### Exercise brief
Every line of the data that contains the string "Daily" must be copied.

[Input data start]

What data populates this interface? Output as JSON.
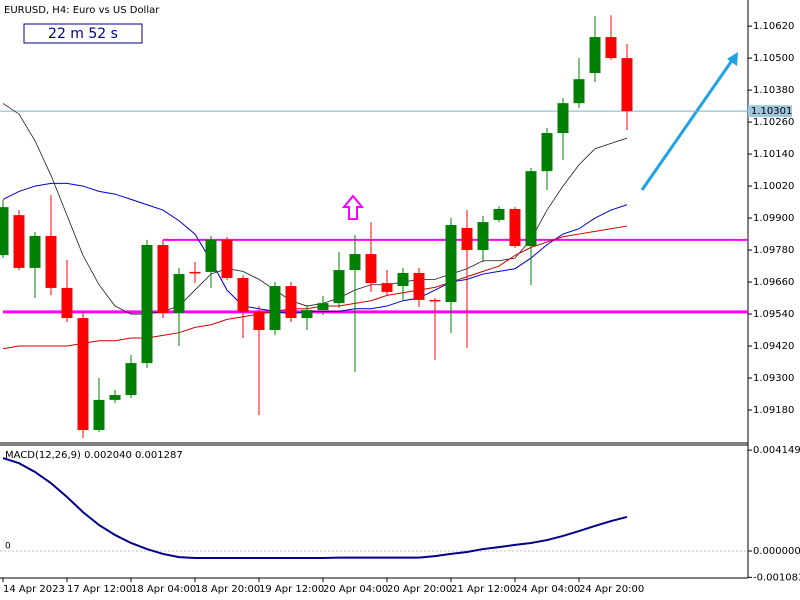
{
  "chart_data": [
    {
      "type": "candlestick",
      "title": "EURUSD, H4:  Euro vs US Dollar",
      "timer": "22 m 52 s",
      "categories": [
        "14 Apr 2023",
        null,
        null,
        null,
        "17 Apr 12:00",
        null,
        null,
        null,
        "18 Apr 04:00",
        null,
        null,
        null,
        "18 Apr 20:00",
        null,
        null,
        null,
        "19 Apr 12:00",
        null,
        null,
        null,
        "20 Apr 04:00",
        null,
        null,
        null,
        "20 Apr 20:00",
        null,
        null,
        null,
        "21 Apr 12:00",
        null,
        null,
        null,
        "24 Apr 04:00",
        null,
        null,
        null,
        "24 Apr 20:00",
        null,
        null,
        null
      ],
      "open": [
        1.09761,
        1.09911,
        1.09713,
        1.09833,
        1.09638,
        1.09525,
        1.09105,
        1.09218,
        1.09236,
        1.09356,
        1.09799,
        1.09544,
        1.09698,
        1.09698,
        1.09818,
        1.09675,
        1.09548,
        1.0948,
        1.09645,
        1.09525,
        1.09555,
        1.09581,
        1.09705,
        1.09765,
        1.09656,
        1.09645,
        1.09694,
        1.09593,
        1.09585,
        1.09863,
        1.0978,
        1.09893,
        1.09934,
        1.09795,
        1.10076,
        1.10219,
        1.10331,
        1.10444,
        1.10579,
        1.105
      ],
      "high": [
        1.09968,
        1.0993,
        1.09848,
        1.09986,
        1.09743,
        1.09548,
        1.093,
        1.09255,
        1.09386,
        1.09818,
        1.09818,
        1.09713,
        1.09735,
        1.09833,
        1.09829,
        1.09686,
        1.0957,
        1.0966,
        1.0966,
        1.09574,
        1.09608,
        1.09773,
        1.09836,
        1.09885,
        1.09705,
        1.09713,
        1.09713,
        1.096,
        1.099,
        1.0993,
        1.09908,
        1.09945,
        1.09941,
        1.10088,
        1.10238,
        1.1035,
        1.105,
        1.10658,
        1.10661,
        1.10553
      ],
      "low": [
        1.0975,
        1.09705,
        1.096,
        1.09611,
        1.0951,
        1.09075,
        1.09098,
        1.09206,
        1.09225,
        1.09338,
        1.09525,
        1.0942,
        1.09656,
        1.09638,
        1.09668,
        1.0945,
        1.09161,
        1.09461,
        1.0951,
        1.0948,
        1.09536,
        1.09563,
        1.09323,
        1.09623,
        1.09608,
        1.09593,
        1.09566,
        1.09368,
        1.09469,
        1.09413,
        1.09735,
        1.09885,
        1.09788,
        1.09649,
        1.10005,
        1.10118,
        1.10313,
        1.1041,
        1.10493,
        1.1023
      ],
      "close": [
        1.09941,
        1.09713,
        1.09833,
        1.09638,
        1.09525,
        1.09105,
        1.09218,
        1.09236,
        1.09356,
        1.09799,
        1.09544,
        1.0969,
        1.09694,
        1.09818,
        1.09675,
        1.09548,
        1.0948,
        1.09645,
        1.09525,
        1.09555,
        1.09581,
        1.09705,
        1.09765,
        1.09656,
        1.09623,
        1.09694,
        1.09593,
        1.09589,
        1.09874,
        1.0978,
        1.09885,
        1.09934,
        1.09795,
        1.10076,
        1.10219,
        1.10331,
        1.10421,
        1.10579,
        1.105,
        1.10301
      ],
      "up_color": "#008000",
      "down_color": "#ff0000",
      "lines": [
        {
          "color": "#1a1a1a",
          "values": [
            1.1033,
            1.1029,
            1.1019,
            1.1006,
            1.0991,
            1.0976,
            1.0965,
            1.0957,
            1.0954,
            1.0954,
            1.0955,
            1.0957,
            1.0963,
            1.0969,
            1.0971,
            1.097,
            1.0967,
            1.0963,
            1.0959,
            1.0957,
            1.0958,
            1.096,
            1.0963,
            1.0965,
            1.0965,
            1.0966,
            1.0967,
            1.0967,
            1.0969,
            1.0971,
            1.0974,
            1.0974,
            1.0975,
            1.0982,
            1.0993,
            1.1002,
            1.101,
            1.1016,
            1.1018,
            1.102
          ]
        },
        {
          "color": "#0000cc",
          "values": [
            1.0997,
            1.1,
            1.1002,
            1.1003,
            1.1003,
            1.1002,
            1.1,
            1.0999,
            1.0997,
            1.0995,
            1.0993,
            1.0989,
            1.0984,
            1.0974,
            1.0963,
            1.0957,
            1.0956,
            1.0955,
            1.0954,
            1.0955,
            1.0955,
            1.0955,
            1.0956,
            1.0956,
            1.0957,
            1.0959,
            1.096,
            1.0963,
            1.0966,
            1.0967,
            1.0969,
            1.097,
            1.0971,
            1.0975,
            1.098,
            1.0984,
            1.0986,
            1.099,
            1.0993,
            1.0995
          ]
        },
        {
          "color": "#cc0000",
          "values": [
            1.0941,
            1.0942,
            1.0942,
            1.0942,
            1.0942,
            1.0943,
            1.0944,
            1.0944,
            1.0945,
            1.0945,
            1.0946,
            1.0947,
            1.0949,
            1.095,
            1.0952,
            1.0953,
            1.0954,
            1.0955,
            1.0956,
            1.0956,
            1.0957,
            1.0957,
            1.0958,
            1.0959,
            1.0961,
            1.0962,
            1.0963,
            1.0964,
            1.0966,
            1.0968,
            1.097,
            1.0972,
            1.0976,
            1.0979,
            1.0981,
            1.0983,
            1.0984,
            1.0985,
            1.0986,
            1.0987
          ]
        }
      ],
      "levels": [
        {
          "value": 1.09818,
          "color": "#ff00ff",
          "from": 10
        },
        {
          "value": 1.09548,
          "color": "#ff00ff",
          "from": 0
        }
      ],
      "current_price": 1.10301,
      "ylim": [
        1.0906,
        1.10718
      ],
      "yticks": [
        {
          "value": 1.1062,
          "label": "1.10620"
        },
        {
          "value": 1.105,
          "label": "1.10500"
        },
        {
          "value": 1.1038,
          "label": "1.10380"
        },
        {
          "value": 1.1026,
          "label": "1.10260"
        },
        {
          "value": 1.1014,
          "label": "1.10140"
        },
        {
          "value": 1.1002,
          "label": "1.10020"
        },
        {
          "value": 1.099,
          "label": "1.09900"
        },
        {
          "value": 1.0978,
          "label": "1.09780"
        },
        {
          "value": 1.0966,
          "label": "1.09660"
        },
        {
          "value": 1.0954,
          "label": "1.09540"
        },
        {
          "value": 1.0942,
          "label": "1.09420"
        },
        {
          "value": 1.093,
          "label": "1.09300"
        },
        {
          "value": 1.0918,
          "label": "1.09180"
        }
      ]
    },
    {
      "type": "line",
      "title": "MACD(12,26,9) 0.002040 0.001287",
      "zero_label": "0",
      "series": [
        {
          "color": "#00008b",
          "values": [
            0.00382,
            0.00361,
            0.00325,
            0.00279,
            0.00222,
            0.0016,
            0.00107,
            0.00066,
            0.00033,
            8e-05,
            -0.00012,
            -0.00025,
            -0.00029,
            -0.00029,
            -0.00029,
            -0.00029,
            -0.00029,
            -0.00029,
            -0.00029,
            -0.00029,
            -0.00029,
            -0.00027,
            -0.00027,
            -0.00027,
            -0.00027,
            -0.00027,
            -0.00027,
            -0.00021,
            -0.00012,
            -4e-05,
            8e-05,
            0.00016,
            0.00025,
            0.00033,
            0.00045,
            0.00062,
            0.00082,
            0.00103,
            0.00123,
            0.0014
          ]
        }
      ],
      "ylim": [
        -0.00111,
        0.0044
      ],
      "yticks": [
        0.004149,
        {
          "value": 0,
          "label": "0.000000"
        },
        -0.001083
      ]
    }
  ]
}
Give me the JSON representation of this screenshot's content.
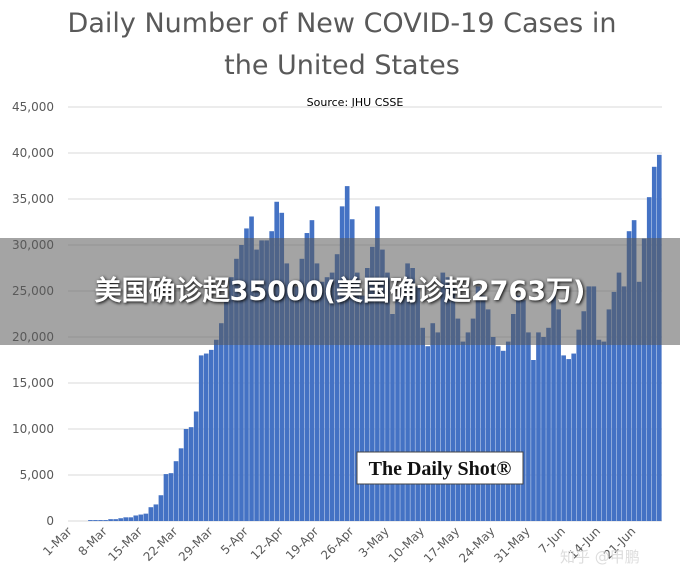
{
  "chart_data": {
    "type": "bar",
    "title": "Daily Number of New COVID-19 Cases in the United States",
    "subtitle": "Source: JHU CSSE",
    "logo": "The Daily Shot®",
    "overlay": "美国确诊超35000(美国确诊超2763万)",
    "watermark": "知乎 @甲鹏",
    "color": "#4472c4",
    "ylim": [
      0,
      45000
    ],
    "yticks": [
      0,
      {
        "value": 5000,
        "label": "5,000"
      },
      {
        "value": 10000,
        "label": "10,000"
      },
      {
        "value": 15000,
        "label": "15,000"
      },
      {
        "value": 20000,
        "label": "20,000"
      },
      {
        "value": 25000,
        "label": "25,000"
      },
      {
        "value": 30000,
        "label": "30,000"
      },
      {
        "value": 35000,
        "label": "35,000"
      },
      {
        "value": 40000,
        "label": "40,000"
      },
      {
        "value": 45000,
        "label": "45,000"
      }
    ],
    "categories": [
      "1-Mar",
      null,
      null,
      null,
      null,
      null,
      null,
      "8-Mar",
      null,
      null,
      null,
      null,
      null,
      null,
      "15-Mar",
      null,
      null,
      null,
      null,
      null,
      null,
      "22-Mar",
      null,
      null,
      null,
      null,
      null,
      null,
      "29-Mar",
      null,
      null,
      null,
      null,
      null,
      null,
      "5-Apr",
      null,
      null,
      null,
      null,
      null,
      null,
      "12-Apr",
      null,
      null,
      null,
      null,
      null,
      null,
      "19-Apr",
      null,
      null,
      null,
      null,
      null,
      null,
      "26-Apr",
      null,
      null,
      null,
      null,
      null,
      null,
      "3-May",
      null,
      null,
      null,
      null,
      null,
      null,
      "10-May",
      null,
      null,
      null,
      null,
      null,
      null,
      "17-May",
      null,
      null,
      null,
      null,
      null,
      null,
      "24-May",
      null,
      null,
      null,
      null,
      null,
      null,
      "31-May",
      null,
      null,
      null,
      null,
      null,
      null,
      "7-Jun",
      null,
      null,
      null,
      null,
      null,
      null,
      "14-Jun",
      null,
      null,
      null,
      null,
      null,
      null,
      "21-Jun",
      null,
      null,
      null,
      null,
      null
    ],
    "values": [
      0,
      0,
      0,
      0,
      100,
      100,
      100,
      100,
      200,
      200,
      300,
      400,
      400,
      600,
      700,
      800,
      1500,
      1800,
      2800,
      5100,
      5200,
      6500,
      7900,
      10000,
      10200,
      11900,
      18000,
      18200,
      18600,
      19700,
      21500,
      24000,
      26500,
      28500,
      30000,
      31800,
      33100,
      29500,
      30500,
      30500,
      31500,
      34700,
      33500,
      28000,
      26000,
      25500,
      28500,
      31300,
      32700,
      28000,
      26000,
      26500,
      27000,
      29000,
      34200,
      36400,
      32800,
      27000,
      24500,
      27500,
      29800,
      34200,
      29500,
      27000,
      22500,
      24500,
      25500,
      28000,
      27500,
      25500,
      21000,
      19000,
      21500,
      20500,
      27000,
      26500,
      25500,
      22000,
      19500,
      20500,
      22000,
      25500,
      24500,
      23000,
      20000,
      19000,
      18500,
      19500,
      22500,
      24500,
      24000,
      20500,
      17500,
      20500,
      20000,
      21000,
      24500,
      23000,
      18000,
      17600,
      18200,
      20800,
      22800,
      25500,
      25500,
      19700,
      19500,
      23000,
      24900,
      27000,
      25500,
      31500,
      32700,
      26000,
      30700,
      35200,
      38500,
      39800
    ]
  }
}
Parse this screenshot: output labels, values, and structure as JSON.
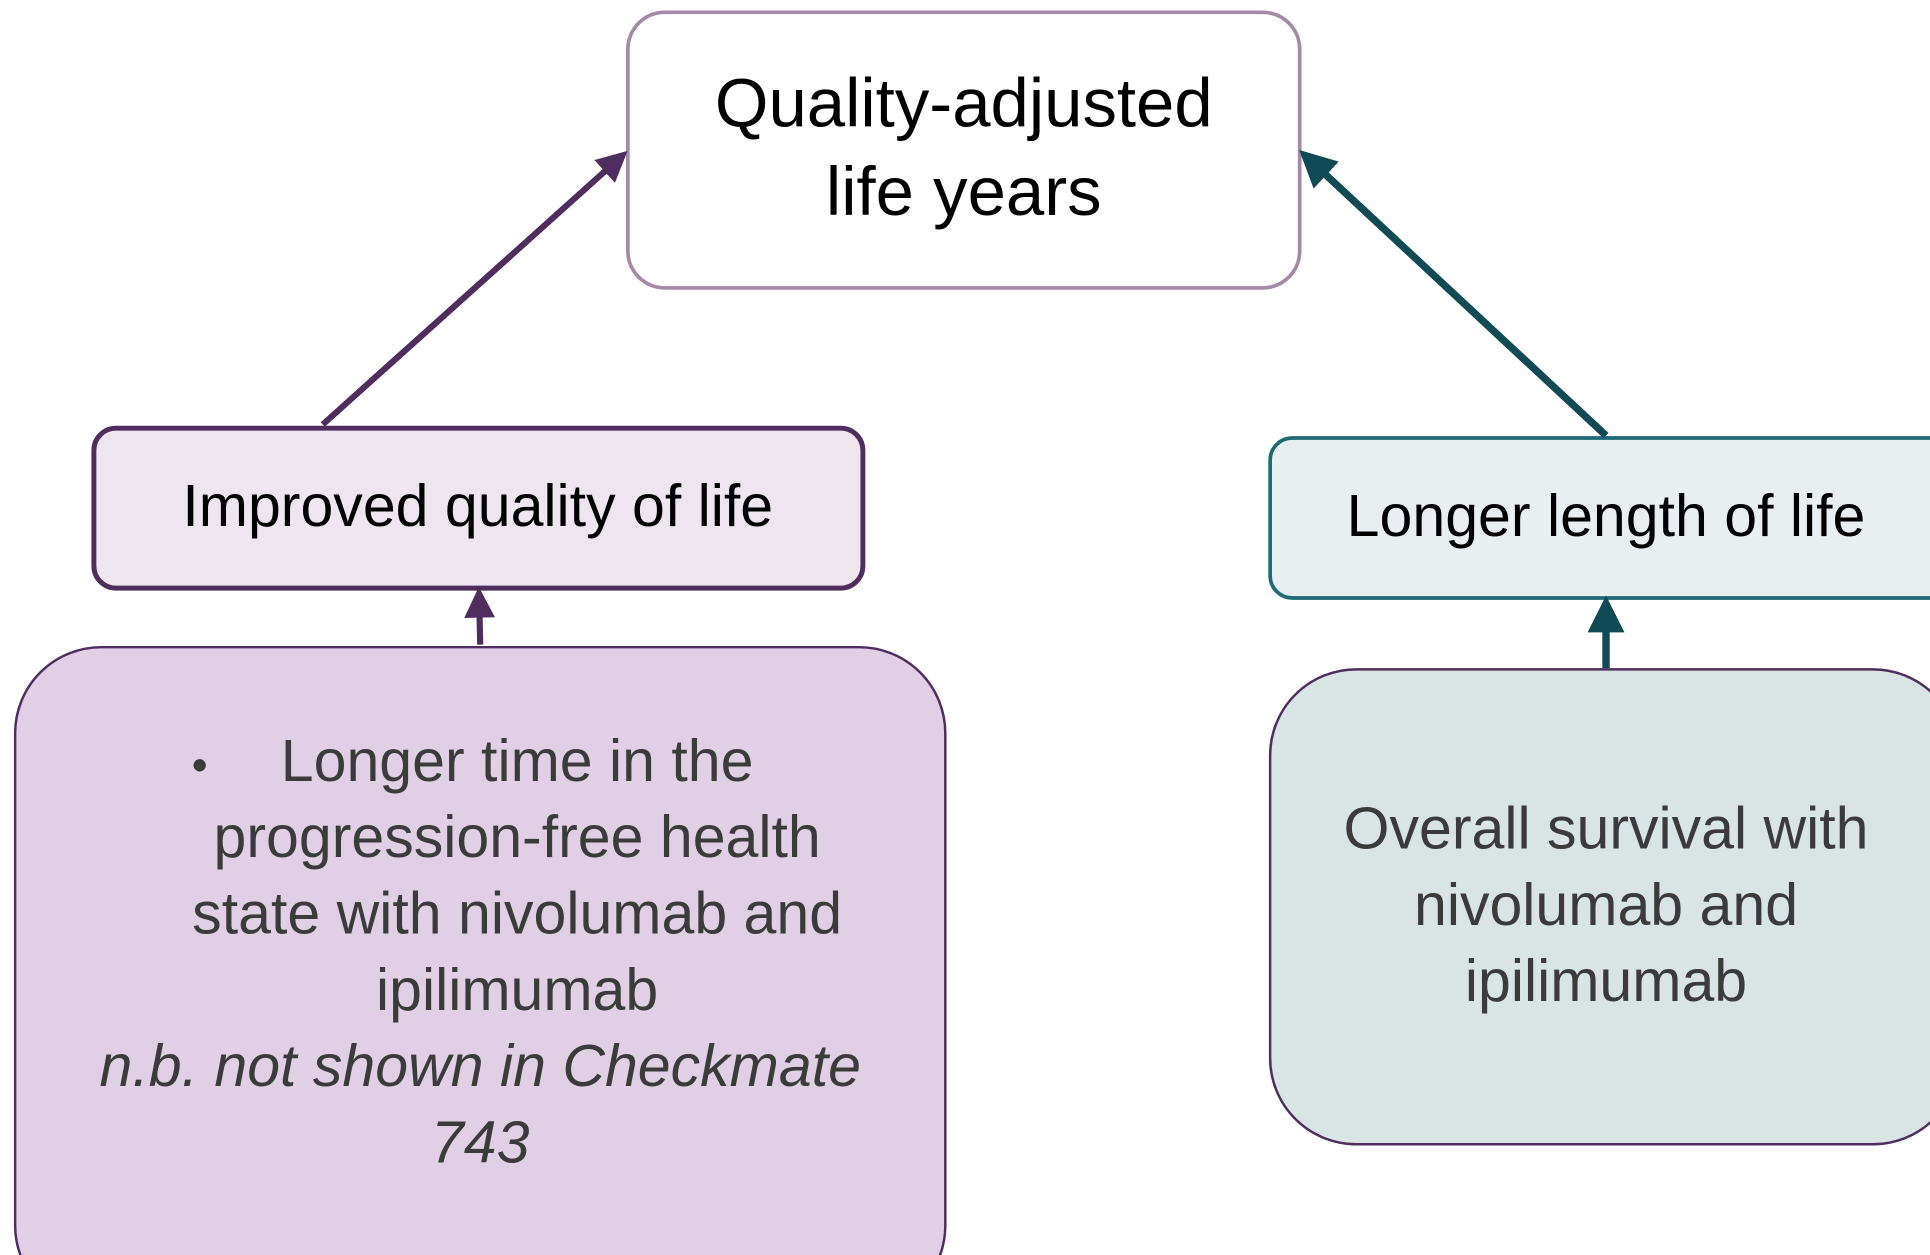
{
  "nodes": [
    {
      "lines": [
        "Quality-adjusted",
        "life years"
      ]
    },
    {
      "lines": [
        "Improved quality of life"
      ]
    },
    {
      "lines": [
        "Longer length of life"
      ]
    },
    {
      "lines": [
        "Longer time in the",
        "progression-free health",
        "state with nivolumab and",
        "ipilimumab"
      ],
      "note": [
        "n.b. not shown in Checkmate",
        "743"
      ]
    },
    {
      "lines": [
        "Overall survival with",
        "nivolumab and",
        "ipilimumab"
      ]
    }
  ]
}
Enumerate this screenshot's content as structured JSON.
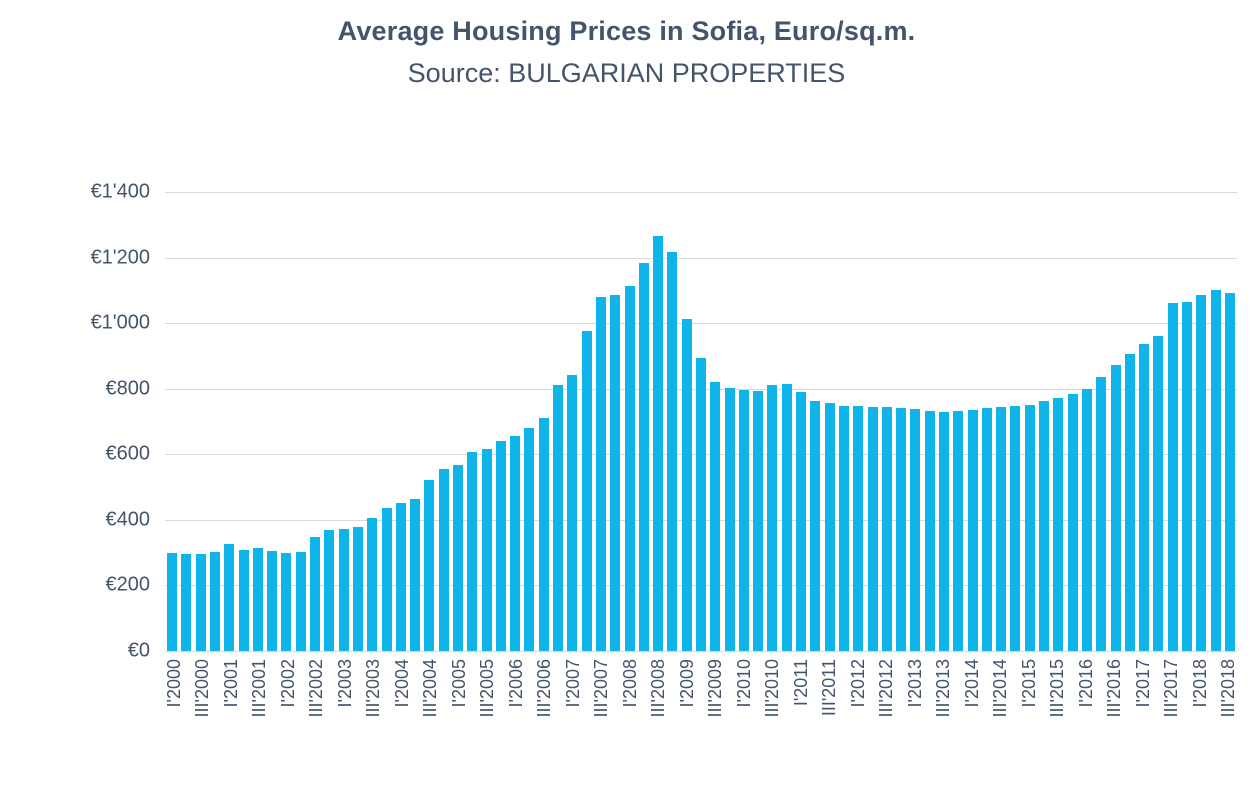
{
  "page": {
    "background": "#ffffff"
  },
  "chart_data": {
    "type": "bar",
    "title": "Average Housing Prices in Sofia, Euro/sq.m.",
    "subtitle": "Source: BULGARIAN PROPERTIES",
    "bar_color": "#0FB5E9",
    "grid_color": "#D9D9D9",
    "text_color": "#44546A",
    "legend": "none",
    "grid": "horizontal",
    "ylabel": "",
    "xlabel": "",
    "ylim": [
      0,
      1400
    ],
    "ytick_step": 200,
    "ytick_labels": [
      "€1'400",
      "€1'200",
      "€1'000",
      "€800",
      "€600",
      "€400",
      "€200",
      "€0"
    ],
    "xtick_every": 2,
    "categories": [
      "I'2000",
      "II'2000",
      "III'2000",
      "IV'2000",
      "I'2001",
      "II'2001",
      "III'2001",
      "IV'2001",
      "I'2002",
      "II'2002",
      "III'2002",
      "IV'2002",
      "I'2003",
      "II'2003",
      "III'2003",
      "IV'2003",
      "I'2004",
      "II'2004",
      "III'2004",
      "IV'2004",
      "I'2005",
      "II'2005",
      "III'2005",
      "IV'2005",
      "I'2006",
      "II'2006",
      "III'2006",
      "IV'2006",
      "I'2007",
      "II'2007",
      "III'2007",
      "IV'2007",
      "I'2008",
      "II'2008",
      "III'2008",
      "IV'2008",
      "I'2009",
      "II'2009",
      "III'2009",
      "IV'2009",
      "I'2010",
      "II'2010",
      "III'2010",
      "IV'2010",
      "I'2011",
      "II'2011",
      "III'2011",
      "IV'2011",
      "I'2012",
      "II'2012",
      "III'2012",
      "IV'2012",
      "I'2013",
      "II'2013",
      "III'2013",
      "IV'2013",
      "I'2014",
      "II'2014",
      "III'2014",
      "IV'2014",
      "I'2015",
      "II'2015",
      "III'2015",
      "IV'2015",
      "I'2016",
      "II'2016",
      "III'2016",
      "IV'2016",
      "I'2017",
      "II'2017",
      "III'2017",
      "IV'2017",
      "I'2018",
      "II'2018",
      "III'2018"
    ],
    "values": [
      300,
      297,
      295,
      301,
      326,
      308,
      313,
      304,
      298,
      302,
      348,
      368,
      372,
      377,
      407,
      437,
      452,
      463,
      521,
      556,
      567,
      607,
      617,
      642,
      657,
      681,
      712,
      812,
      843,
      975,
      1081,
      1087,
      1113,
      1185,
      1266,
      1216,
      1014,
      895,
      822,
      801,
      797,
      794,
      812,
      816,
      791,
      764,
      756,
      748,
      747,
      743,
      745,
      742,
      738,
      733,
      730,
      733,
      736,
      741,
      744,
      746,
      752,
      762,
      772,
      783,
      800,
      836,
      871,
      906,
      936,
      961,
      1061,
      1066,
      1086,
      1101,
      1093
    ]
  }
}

[Input data end]

### Answer for this exercise
    "title": "Daily Number of New COVID-19 Cases in the United States",
    "logo": "The Daily Shot®",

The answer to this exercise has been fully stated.